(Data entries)
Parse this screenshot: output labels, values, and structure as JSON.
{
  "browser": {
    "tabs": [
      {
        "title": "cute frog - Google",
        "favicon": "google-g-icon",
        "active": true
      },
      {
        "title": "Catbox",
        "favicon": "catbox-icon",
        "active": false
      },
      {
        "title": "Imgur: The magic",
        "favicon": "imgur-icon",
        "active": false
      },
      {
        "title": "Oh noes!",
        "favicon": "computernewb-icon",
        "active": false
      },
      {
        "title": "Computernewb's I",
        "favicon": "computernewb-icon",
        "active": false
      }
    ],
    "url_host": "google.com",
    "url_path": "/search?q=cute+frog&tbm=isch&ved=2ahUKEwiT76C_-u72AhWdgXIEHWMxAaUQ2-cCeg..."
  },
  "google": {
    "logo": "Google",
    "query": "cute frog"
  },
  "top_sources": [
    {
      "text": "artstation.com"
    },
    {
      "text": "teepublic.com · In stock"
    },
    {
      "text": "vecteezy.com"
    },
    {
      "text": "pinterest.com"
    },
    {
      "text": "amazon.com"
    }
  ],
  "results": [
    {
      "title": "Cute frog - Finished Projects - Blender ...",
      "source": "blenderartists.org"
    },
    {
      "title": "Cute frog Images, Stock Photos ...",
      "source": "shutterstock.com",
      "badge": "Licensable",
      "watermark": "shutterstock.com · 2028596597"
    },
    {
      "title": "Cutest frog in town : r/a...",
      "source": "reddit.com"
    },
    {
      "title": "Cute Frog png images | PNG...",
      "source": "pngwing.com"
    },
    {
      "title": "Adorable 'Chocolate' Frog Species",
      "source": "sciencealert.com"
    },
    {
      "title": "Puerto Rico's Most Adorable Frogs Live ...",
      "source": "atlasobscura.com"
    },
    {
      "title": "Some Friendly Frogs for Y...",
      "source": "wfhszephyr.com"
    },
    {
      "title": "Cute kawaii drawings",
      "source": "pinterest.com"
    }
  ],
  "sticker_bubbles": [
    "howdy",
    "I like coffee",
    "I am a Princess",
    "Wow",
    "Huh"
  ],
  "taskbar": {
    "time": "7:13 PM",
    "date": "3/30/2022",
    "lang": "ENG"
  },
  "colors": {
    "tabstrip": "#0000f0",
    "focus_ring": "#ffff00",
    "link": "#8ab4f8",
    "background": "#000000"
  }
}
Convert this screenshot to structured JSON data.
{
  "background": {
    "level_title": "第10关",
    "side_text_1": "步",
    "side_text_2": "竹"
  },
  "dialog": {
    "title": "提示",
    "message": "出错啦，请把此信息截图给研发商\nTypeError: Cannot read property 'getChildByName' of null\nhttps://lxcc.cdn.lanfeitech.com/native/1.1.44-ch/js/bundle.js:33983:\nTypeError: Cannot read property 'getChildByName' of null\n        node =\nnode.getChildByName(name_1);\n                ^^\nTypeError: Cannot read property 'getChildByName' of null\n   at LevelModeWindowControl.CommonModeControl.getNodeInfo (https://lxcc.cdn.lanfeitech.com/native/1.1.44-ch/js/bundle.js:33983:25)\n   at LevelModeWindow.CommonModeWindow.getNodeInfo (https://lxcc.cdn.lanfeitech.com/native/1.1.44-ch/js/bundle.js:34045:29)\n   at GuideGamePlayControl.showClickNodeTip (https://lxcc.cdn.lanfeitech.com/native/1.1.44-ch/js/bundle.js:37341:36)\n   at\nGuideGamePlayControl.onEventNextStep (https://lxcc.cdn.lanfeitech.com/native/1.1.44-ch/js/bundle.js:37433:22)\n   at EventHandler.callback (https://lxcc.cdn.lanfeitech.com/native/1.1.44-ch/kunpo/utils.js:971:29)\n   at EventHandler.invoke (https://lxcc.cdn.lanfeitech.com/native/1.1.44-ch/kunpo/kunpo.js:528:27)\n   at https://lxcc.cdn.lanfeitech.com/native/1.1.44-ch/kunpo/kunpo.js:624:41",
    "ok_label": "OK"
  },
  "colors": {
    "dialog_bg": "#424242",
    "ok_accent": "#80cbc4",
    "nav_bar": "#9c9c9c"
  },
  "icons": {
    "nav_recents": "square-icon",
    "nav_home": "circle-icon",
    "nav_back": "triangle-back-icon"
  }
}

**The exercise:**
Filter the listing for the word "JSON" and copy every line that holds it.

**Written solution:**
Parse this screenshot: output labels, values, and structure as JSON.
Convert this screenshot to structured JSON data.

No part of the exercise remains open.